• _SOURCE DOCUMENT_:
Although Hofstede’s work is viewed as seminal in the field (Holden 2004), some intercultural communication scholars have criticized Hofstede’s nation-level unit of analysis as unsuitable for examining cultural differences (McSweeney 2002). Objections include the fact that culture is likely a far more intricate construct than can be described with five dimensions, the dimensions themselves were originally conceptualized to create what are now understood to be false dichotomies between vague, culturally-loaded concepts such as masculinity and femininity (Jones 2007). Noting that scores on these dimensions could not accurately be considered static, Signorini et al. (2009) explain them to be oversimplifications (see also Yeh 1983 and Wu 2006 for methodological critiques). It should be noted that Hofstede (2002) consistently engaged with his critics, refining his measures and introducing new dimensions to address issues (Hofstede et al. 2010b). Due to the critiques, however, Orr and Hauser (2008) emphasize the importance of collecting supplemental data alongside measuring Hofstede’s cultural dimensions, such as including qualitative follow-up questions beyond the self-report cultural dimensions scale items, as well as measuring observed physical behaviors of people from different cultures during interpersonal interactions, both of which were integrated into our SCAN project.

• _INFORMATION SHOWN_:

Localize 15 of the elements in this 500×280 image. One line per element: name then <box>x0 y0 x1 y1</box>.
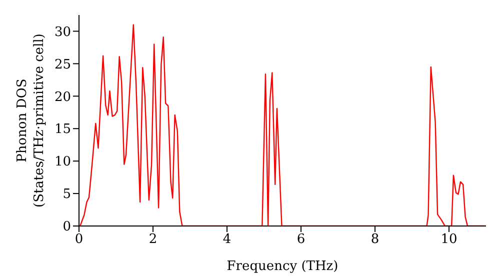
y-axis-title: Phonon DOS (States/THz·primitive cell) <box>15 33 47 208</box>
x-tick-label: 10 <box>440 232 458 248</box>
y-tick-label: 0 <box>62 220 71 235</box>
x-tick-label: 8 <box>370 232 380 248</box>
y-tick-label: 15 <box>54 122 71 138</box>
x-axis-title: Frequency (THz) <box>226 259 338 274</box>
y-tick-label: 25 <box>54 57 71 72</box>
x-tick-label: 2 <box>148 232 158 248</box>
y-tick-label: 5 <box>62 187 71 202</box>
x-tick-label: 0 <box>74 232 84 248</box>
y-tick-label: 20 <box>54 90 71 105</box>
x-tick-label: 4 <box>222 232 232 248</box>
x-tick-label: 6 <box>296 232 306 248</box>
y-tick-label: 10 <box>54 154 71 170</box>
y-tick-label: 30 <box>54 24 71 40</box>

• _STATED EXERCISE_:
Write out the passage on criticisms of Hofstede's cultural dimensions above in full, word for word.

• _RESPONSE TO THE TASK_:
Although Hofstede’s work is viewed as seminal in the field (Holden 2004), some intercultural communication scholars have criticized Hofstede’s nation-level unit of analysis as unsuitable for examining cultural differences (McSweeney 2002). Objections include the fact that culture is likely a far more intricate construct than can be described with five dimensions, the dimensions themselves were originally conceptualized to create what are now understood to be false dichotomies between vague, culturally-loaded concepts such as masculinity and femininity (Jones 2007). Noting that scores on these dimensions could not accurately be considered static, Signorini et al. (2009) explain them to be oversimplifications (see also Yeh 1983 and Wu 2006 for methodological critiques). It should be noted that Hofstede (2002) consistently engaged with his critics, refining his measures and introducing new dimensions to address issues (Hofstede et al. 2010b). Due to the critiques, however, Orr and Hauser (2008) emphasize the importance of collecting supplemental data alongside measuring Hofstede’s cultural dimensions, such as including qualitative follow-up questions beyond the self-report cultural dimensions scale items, as well as measuring observed physical behaviors of people from different cultures during interpersonal interactions, both of which were integrated into our SCAN project.